[Stored data]
########################################
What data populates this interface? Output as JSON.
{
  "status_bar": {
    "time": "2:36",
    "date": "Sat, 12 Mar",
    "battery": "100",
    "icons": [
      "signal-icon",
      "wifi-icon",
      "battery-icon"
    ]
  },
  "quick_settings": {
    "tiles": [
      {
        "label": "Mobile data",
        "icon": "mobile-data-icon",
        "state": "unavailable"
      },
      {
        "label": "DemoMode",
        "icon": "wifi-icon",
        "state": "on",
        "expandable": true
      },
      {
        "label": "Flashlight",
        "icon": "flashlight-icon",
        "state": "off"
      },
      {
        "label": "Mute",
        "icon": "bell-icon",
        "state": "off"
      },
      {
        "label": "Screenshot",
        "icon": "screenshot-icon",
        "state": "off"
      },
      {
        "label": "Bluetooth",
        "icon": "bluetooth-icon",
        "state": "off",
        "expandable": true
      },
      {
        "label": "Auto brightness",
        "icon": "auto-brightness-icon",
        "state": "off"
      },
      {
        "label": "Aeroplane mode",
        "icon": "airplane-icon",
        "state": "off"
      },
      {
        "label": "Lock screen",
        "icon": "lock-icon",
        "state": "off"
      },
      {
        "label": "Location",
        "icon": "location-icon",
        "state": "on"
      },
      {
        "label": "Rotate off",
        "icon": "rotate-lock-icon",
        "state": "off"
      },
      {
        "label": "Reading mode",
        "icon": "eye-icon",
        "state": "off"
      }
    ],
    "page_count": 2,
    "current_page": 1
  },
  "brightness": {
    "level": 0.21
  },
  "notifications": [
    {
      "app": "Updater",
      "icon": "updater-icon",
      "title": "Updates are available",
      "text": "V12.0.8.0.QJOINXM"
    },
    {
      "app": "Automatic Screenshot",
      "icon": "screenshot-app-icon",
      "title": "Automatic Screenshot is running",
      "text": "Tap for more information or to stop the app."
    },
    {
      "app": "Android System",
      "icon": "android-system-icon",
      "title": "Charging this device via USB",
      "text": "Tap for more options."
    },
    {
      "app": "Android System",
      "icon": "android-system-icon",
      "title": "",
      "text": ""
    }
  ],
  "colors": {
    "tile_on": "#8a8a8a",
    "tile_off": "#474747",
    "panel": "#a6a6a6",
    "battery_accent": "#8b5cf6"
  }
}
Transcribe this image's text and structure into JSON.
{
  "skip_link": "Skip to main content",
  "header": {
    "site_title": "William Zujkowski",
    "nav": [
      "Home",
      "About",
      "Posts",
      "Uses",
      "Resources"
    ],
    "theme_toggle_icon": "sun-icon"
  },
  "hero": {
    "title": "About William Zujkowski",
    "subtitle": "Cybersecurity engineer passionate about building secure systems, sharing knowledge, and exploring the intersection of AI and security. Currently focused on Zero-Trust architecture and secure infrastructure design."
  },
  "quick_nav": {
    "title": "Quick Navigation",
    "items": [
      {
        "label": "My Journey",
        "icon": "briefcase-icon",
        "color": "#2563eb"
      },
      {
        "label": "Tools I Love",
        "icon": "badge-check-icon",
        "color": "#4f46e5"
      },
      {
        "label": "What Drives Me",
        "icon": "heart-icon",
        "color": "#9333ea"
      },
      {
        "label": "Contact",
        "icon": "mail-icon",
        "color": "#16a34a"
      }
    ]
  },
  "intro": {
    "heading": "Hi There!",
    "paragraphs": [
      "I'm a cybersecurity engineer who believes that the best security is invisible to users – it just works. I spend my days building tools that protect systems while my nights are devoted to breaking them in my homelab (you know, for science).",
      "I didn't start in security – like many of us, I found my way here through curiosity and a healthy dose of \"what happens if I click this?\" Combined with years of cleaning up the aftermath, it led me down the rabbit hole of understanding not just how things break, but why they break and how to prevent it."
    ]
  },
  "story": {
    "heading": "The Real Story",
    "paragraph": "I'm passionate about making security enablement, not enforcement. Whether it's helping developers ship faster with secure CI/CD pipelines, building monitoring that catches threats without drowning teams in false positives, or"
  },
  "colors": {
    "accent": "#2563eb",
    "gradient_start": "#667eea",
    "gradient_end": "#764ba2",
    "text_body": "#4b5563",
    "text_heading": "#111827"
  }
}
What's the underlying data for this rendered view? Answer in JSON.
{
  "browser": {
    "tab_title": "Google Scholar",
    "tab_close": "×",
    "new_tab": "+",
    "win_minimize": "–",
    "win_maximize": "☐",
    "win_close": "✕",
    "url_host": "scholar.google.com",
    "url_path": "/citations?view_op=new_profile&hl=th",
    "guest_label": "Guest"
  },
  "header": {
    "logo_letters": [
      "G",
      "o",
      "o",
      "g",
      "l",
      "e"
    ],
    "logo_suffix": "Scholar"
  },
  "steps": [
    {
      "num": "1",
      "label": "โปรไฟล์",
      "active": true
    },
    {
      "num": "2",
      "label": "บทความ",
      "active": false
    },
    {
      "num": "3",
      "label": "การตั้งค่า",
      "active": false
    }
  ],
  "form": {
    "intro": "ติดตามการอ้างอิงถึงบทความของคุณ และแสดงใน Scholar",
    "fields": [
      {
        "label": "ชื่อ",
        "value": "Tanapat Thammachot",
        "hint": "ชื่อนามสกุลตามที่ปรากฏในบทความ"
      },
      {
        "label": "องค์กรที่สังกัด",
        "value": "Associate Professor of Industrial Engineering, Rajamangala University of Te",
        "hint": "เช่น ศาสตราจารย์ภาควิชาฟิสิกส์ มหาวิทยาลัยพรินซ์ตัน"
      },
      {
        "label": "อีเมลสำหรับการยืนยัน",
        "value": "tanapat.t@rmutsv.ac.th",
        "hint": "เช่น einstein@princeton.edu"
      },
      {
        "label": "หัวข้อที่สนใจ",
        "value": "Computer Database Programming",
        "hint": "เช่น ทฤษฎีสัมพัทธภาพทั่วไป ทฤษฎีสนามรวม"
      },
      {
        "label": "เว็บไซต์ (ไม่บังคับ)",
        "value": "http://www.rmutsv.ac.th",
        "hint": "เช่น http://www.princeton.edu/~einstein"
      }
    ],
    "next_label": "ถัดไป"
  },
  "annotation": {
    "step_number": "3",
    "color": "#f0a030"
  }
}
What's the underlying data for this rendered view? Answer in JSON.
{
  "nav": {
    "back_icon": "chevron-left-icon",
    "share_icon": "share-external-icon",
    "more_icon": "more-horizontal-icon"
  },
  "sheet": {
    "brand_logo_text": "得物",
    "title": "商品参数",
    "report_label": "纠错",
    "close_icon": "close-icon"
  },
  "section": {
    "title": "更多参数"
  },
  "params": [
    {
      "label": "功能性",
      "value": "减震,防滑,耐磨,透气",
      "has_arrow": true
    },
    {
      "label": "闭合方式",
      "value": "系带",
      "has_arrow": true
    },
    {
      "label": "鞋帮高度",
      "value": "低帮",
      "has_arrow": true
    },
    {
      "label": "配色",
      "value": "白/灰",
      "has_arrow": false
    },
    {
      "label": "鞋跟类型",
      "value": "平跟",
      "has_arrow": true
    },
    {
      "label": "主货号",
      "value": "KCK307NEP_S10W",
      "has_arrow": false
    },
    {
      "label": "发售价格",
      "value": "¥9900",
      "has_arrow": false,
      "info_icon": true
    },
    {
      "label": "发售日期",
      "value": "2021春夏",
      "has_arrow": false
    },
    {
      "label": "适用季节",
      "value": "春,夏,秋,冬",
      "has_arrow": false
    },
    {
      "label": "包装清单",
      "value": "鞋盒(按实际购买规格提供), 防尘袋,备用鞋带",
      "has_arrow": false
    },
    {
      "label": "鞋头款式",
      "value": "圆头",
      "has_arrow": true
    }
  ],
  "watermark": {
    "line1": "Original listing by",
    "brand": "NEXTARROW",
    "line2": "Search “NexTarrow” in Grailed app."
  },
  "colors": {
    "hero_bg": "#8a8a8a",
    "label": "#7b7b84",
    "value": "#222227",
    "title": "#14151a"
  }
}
########################################
◆ EXERCISE BRIEF
Pick out each line containing "building" and report it.

◆ ANSWER BELOW
    "subtitle": "Cybersecurity engineer passionate about building secure systems, sharing knowledge, and exploring the intersection of AI and security. Currently focused on Zero-Trust architecture and secure infrastructure design."
      "I'm a cybersecurity engineer who believes that the best security is invisible to users – it just works. I spend my days building tools that protect systems while my nights are devoted to breaking them in my homelab (you know, for science).",
    "paragraph": "I'm passionate about making security enablement, not enforcement. Whether it's helping developers ship faster with secure CI/CD pipelines, building monitoring that catches threats without drowning teams in false positives, or"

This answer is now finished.